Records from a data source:
· · · · · · ·
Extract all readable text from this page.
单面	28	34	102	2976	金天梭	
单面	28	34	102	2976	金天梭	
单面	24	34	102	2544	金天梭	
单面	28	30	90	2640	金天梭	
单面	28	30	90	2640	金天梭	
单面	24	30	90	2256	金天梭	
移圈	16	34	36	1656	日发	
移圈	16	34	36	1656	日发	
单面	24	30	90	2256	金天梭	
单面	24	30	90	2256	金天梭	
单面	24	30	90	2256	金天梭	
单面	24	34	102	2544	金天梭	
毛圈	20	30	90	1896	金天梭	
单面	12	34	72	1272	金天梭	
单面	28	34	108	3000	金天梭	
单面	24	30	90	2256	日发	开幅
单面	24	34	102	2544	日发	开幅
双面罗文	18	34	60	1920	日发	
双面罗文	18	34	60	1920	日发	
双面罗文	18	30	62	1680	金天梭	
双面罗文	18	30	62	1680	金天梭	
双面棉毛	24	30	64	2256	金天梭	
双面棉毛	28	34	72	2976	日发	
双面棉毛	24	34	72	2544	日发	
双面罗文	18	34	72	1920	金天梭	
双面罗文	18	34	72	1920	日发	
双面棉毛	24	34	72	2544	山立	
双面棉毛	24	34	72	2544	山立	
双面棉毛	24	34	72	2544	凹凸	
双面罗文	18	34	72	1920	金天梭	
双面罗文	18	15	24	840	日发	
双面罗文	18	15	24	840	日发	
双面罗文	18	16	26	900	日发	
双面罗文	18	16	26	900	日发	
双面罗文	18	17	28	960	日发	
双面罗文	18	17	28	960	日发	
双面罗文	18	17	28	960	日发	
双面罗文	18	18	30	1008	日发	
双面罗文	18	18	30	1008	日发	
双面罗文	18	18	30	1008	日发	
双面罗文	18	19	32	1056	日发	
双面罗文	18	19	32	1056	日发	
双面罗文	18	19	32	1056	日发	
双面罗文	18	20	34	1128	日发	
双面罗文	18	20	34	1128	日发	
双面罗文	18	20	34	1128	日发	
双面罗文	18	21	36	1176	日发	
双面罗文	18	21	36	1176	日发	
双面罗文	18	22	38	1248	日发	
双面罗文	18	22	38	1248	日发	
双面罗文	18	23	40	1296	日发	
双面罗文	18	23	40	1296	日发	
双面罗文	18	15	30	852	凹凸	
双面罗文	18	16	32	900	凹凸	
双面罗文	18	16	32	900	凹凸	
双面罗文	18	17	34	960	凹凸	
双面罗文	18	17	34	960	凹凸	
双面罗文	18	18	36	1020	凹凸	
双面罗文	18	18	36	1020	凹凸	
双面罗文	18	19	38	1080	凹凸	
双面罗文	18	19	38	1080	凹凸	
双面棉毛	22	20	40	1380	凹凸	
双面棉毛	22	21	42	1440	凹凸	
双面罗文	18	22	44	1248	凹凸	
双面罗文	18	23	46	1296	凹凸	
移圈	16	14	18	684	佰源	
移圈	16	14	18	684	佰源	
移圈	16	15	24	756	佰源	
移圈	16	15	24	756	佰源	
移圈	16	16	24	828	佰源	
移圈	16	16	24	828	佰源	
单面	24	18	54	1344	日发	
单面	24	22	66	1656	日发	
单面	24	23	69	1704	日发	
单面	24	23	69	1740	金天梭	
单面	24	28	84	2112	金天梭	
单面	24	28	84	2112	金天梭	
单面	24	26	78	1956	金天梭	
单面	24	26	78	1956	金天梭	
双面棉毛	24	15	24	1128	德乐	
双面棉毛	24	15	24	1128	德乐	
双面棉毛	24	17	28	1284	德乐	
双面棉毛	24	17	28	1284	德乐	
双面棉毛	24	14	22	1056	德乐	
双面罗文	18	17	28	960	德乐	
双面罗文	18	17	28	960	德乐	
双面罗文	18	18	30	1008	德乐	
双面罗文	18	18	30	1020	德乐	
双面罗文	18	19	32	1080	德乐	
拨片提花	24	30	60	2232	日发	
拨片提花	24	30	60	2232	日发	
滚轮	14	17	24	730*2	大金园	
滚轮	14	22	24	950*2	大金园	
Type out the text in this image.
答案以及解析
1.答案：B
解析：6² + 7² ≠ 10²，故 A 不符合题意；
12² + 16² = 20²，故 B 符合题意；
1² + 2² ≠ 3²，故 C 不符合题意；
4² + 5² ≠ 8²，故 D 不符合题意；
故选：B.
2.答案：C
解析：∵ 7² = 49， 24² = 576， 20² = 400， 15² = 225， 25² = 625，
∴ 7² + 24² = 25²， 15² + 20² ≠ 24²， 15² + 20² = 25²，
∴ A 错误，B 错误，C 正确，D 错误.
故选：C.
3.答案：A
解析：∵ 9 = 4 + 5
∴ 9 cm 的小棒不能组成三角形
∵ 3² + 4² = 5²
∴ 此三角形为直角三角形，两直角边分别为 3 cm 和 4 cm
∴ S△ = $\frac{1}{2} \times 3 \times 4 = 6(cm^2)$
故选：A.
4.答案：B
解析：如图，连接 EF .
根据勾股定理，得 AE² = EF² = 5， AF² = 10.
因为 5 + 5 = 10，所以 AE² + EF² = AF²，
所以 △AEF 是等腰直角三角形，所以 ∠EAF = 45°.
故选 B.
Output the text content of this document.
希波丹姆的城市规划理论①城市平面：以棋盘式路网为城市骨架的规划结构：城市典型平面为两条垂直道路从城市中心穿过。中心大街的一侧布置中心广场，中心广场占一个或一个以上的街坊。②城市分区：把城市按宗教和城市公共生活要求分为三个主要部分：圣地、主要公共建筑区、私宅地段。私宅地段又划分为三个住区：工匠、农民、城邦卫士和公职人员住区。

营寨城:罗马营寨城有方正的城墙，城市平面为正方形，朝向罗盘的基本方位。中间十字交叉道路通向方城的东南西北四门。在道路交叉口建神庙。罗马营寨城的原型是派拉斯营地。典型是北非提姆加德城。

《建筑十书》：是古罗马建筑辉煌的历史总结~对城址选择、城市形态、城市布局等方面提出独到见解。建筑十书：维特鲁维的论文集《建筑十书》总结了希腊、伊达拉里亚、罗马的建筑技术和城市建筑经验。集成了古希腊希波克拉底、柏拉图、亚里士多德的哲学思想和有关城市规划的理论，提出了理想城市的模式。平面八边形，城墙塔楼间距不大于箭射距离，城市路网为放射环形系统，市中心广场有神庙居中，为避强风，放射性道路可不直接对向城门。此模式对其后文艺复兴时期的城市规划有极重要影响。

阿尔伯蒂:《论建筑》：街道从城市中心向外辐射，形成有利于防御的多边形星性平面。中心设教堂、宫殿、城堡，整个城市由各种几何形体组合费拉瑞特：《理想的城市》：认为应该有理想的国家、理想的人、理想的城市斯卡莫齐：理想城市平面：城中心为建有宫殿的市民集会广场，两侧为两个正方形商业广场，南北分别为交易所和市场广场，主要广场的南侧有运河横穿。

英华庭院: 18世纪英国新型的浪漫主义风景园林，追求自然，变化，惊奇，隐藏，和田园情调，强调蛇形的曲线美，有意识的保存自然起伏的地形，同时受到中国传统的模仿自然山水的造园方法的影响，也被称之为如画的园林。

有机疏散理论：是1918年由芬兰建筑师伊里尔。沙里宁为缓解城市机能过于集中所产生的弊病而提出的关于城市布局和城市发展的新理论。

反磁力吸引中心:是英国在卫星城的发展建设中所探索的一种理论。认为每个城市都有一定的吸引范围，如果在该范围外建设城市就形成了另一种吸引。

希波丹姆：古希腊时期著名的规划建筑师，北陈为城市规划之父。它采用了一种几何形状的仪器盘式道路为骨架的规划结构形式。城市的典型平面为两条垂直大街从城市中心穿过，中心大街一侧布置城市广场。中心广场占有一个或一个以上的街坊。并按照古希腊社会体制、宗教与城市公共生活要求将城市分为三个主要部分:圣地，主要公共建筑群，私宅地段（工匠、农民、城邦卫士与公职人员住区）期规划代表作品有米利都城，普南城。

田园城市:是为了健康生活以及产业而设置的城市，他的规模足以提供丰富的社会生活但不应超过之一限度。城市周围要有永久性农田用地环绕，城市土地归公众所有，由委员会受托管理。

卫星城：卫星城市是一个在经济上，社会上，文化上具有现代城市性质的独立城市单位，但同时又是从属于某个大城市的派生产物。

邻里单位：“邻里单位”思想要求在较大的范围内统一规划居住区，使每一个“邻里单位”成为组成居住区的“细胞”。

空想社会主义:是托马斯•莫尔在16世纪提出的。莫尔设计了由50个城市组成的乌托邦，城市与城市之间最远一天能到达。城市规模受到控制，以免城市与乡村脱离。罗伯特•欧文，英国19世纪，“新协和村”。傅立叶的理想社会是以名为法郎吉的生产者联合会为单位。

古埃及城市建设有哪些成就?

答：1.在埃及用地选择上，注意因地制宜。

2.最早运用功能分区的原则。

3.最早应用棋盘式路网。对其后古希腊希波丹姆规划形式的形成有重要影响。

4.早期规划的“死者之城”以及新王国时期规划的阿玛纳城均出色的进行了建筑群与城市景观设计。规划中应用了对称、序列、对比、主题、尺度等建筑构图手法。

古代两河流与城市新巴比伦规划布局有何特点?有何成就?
· · · · · · ·
■ **REQUEST**
From the listing, copy every line where the string "不符合题意" appears.

■ **FULL RESPONSE**
解析：6² + 7² ≠ 10²，故 A 不符合题意；
1² + 2² ≠ 3²，故 C 不符合题意；
4² + 5² ≠ 8²，故 D 不符合题意；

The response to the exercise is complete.